Pictures do not belong in the copy; transcribe everything else in the records exactly.

### WORKING DATA:
%%

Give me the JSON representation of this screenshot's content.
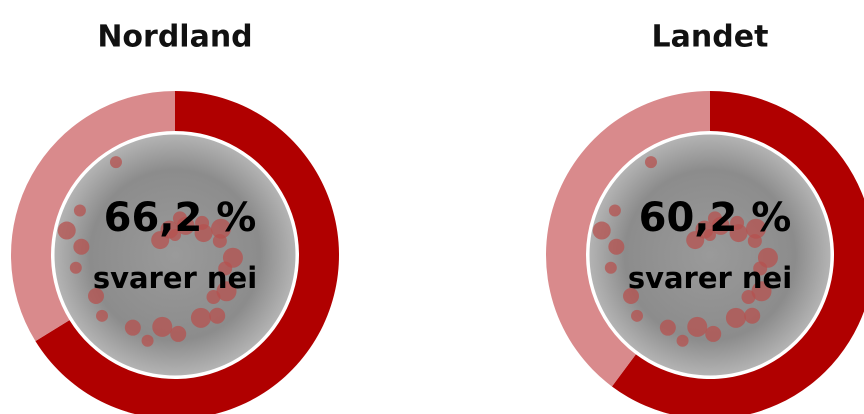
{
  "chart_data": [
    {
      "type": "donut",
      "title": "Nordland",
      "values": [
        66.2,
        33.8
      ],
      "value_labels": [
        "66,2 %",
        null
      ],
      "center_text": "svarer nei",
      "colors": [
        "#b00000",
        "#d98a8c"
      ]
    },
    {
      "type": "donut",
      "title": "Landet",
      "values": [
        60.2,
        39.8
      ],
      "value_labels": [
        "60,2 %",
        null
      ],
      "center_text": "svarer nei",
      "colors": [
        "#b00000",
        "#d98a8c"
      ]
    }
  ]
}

%%

### ANSWER TO THE PROBLEM:
Give me the JSON representation of this screenshot's content.
{
  "chart_data": [
    {
      "type": "donut",
      "title": "Nordland",
      "values": [
        66.2,
        33.8
      ],
      "value_labels": [
        "66,2 %",
        null
      ],
      "center_text": "svarer nei",
      "colors": [
        "#b00000",
        "#d98a8c"
      ]
    },
    {
      "type": "donut",
      "title": "Landet",
      "values": [
        60.2,
        39.8
      ],
      "value_labels": [
        "60,2 %",
        null
      ],
      "center_text": "svarer nei",
      "colors": [
        "#b00000",
        "#d98a8c"
      ]
    }
  ]
}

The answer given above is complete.